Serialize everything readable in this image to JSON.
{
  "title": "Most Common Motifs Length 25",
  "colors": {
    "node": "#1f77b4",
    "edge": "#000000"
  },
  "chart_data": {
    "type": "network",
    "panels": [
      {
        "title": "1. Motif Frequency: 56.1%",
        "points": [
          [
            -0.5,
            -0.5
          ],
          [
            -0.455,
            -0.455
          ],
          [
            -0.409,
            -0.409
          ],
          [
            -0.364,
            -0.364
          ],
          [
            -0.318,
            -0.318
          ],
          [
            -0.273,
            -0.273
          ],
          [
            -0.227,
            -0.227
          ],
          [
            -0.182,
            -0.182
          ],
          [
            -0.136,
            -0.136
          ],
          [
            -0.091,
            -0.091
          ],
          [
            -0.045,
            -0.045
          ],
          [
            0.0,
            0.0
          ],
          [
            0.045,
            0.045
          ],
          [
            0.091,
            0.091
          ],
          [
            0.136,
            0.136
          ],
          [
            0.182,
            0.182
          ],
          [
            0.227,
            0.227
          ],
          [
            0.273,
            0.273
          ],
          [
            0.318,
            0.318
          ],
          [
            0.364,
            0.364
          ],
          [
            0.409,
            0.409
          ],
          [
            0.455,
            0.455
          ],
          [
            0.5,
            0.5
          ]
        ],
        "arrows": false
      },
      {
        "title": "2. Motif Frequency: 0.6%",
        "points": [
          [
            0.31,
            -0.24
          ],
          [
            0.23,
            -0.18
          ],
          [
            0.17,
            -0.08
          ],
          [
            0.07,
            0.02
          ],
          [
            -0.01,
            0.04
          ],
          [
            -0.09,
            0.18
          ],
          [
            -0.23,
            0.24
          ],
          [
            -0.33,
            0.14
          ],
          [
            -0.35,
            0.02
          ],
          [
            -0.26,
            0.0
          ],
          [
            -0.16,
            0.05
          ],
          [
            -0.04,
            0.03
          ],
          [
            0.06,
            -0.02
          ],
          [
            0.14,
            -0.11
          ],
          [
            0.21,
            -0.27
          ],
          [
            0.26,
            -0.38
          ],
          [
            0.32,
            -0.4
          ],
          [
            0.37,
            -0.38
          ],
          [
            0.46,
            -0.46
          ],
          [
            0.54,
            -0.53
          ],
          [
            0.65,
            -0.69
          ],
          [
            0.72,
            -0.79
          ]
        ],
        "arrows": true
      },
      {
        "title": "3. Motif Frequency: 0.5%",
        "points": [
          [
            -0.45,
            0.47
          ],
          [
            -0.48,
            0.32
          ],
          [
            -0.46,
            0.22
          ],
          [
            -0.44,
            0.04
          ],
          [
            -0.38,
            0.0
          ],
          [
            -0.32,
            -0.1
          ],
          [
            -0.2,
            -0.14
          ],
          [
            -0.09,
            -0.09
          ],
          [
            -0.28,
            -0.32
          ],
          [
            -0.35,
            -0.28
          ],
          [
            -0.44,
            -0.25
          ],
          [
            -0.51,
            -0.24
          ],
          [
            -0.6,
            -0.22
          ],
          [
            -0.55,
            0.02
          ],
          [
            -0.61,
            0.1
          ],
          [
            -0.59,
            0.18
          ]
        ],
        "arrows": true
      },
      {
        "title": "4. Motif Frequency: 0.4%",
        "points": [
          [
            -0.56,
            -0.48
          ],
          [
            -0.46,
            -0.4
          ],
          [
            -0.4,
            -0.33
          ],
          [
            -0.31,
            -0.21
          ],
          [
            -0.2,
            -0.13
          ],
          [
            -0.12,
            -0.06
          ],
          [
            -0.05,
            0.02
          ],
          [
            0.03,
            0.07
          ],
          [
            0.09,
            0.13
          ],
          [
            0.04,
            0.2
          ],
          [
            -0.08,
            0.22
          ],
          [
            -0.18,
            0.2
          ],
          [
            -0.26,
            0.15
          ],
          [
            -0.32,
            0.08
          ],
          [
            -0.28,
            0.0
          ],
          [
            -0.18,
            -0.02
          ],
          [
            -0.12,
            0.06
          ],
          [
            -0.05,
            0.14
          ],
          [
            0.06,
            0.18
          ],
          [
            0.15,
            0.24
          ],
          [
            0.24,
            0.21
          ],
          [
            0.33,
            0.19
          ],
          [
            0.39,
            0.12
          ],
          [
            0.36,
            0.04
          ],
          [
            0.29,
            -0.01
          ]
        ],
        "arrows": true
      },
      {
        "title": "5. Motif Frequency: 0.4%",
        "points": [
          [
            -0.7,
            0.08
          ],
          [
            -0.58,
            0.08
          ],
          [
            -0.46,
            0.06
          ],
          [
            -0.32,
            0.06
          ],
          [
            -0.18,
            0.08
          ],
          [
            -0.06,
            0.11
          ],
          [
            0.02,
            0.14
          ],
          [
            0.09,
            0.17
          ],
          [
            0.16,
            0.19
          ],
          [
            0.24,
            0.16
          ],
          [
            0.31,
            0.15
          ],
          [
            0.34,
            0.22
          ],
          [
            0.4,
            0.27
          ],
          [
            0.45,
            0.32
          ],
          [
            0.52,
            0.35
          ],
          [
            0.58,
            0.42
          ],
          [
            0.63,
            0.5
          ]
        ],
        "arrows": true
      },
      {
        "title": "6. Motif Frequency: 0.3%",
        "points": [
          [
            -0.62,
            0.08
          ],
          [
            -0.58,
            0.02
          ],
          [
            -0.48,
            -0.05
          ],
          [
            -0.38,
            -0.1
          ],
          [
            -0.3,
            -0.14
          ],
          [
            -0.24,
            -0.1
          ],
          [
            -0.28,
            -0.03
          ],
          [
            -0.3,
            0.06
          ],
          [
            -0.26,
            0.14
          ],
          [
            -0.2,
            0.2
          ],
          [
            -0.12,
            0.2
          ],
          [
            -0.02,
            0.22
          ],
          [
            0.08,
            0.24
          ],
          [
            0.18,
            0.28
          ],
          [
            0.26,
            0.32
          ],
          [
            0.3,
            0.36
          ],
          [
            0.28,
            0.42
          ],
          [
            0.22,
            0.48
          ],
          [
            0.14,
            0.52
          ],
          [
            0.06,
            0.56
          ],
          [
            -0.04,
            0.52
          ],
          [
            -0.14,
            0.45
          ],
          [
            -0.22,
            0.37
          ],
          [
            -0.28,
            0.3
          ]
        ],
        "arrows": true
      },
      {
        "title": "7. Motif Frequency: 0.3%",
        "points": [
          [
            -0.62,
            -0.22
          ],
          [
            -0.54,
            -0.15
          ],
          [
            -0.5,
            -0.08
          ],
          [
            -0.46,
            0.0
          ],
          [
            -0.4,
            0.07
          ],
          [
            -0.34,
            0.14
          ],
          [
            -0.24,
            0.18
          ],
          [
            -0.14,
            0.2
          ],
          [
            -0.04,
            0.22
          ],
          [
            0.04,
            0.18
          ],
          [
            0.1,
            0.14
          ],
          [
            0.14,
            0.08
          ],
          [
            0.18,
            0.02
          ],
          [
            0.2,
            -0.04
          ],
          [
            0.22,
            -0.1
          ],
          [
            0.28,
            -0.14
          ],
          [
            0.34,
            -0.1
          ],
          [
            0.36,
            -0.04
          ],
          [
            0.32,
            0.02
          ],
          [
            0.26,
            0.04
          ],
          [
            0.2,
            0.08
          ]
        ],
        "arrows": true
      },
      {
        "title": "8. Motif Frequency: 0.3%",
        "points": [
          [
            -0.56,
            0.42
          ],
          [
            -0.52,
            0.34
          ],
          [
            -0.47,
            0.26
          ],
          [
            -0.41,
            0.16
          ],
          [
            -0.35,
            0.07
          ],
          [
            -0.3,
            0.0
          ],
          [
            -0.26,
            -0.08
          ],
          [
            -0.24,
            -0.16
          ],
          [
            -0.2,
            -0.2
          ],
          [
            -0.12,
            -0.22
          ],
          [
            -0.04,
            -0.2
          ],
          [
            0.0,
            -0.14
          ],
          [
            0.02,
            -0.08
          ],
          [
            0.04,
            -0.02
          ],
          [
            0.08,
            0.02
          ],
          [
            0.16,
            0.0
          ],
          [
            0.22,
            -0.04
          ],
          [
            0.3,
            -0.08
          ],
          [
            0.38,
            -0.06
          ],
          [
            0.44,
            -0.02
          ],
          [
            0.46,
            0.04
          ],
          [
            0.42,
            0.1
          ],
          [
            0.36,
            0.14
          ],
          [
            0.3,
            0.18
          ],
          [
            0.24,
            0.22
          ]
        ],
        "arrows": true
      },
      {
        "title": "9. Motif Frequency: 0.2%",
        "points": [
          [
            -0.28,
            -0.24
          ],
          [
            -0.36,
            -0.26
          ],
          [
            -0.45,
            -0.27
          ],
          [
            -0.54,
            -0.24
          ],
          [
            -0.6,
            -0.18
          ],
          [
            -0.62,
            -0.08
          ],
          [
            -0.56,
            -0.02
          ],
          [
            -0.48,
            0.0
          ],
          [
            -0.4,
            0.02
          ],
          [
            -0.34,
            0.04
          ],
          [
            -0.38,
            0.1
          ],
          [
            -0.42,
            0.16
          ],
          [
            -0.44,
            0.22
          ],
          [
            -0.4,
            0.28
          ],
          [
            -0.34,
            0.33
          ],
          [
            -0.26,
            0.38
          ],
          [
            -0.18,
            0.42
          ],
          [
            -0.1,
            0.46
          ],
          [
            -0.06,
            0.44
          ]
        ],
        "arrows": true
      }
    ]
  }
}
• • • • • • •
- What you need to do
Point out every line holding the string "Frequency" and copy it.

- Exercise output
        "title": "1. Motif Frequency: 56.1%",
        "title": "2. Motif Frequency: 0.6%",
        "title": "3. Motif Frequency: 0.5%",
        "title": "4. Motif Frequency: 0.4%",
        "title": "5. Motif Frequency: 0.4%",
        "title": "6. Motif Frequency: 0.3%",
        "title": "7. Motif Frequency: 0.3%",
        "title": "8. Motif Frequency: 0.3%",
        "title": "9. Motif Frequency: 0.2%",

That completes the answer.